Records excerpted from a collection
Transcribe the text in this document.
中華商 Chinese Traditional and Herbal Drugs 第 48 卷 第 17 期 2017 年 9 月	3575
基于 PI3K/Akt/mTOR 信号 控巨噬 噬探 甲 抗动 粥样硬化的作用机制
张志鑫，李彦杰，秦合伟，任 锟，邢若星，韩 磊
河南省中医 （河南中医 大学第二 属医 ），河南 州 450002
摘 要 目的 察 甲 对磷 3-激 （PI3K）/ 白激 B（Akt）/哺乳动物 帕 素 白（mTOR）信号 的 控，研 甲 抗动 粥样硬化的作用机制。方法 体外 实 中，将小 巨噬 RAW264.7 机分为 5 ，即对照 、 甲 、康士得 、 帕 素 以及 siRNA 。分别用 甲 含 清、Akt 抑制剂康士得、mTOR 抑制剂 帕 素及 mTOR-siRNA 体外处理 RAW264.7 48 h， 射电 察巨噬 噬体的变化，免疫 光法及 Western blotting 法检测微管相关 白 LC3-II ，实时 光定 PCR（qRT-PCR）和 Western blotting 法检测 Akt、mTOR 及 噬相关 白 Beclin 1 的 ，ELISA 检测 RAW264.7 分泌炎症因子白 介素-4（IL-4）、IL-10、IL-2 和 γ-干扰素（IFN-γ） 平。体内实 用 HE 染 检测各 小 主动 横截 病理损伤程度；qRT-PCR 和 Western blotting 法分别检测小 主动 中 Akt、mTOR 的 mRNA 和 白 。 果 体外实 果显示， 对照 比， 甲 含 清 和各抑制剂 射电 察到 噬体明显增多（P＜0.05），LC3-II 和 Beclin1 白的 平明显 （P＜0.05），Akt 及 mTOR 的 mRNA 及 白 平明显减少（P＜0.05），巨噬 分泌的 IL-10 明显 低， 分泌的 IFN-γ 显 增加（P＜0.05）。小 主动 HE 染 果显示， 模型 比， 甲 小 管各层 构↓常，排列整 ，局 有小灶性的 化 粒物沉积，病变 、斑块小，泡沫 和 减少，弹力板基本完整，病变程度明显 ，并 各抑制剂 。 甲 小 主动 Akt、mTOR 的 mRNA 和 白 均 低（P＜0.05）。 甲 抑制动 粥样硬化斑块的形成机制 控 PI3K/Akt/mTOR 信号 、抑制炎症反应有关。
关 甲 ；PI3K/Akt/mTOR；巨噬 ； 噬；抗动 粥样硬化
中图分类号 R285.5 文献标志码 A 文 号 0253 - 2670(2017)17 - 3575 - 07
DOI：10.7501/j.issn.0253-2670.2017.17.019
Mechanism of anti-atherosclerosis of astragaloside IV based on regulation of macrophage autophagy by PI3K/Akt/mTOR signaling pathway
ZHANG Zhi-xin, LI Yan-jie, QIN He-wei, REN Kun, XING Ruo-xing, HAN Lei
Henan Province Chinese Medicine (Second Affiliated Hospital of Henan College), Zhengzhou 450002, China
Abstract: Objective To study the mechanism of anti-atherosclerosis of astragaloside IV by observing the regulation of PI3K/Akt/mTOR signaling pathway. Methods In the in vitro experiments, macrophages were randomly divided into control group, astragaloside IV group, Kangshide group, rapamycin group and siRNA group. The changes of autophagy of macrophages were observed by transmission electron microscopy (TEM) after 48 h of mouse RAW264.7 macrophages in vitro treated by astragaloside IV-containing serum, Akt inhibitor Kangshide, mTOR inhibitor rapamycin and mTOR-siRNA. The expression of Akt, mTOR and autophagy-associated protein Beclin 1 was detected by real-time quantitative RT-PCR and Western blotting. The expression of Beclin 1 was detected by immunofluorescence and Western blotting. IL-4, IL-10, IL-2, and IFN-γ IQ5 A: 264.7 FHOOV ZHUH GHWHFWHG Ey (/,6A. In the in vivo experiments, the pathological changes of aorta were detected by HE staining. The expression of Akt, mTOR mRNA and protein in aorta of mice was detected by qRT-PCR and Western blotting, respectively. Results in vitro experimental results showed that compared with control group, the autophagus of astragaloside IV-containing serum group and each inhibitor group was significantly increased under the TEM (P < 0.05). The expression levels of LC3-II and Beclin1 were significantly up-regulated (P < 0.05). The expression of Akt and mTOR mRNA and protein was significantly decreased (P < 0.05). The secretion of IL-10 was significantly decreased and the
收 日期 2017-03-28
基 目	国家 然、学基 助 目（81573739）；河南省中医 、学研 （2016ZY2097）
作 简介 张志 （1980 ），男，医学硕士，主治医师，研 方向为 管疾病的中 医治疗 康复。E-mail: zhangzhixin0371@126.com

Try it
All of the data above must be set down again exactly.

Answer to the problem
Transcribe the text in this document.
中華商 Chinese Traditional and Herbal Drugs 第 48 卷 第 17 期 2017 年 9 月	3575
基于 PI3K/Akt/mTOR 信号 控巨噬 噬探 甲 抗动 粥样硬化的作用机制
张志鑫，李彦杰，秦合伟，任 锟，邢若星，韩 磊
河南省中医 （河南中医 大学第二 属医 ），河南 州 450002
摘 要 目的 察 甲 对磷 3-激 （PI3K）/ 白激 B（Akt）/哺乳动物 帕 素 白（mTOR）信号 的 控，研 甲 抗动 粥样硬化的作用机制。方法 体外 实 中，将小 巨噬 RAW264.7 机分为 5 ，即对照 、 甲 、康士得 、 帕 素 以及 siRNA 。分别用 甲 含 清、Akt 抑制剂康士得、mTOR 抑制剂 帕 素及 mTOR-siRNA 体外处理 RAW264.7 48 h， 射电 察巨噬 噬体的变化，免疫 光法及 Western blotting 法检测微管相关 白 LC3-II ，实时 光定 PCR（qRT-PCR）和 Western blotting 法检测 Akt、mTOR 及 噬相关 白 Beclin 1 的 ，ELISA 检测 RAW264.7 分泌炎症因子白 介素-4（IL-4）、IL-10、IL-2 和 γ-干扰素（IFN-γ） 平。体内实 用 HE 染 检测各 小 主动 横截 病理损伤程度；qRT-PCR 和 Western blotting 法分别检测小 主动 中 Akt、mTOR 的 mRNA 和 白 。 果 体外实 果显示， 对照 比， 甲 含 清 和各抑制剂 射电 察到 噬体明显增多（P＜0.05），LC3-II 和 Beclin1 白的 平明显 （P＜0.05），Akt 及 mTOR 的 mRNA 及 白 平明显减少（P＜0.05），巨噬 分泌的 IL-10 明显 低， 分泌的 IFN-γ 显 增加（P＜0.05）。小 主动 HE 染 果显示， 模型 比， 甲 小 管各层 构↓常，排列整 ，局 有小灶性的 化 粒物沉积，病变 、斑块小，泡沫 和 减少，弹力板基本完整，病变程度明显 ，并 各抑制剂 。 甲 小 主动 Akt、mTOR 的 mRNA 和 白 均 低（P＜0.05）。 甲 抑制动 粥样硬化斑块的形成机制 控 PI3K/Akt/mTOR 信号 、抑制炎症反应有关。
关 甲 ；PI3K/Akt/mTOR；巨噬 ； 噬；抗动 粥样硬化
中图分类号 R285.5 文献标志码 A 文 号 0253 - 2670(2017)17 - 3575 - 07
DOI：10.7501/j.issn.0253-2670.2017.17.019
Mechanism of anti-atherosclerosis of astragaloside IV based on regulation of macrophage autophagy by PI3K/Akt/mTOR signaling pathway
ZHANG Zhi-xin, LI Yan-jie, QIN He-wei, REN Kun, XING Ruo-xing, HAN Lei
Henan Province Chinese Medicine (Second Affiliated Hospital of Henan College), Zhengzhou 450002, China
Abstract: Objective To study the mechanism of anti-atherosclerosis of astragaloside IV by observing the regulation of PI3K/Akt/mTOR signaling pathway. Methods In the in vitro experiments, macrophages were randomly divided into control group, astragaloside IV group, Kangshide group, rapamycin group and siRNA group. The changes of autophagy of macrophages were observed by transmission electron microscopy (TEM) after 48 h of mouse RAW264.7 macrophages in vitro treated by astragaloside IV-containing serum, Akt inhibitor Kangshide, mTOR inhibitor rapamycin and mTOR-siRNA. The expression of Akt, mTOR and autophagy-associated protein Beclin 1 was detected by real-time quantitative RT-PCR and Western blotting. The expression of Beclin 1 was detected by immunofluorescence and Western blotting. IL-4, IL-10, IL-2, and IFN-γ IQ5 A: 264.7 FHOOV ZHUH GHWHFWHG Ey (/,6A. In the in vivo experiments, the pathological changes of aorta were detected by HE staining. The expression of Akt, mTOR mRNA and protein in aorta of mice was detected by qRT-PCR and Western blotting, respectively. Results in vitro experimental results showed that compared with control group, the autophagus of astragaloside IV-containing serum group and each inhibitor group was significantly increased under the TEM (P < 0.05). The expression levels of LC3-II and Beclin1 were significantly up-regulated (P < 0.05). The expression of Akt and mTOR mRNA and protein was significantly decreased (P < 0.05). The secretion of IL-10 was significantly decreased and the
收 日期 2017-03-28
基 目	国家 然、学基 助 目（81573739）；河南省中医 、学研 （2016ZY2097）
作 简介 张志 （1980 ），男，医学硕士，主治医师，研 方向为 管疾病的中 医治疗 康复。E-mail: zhangzhixin0371@126.com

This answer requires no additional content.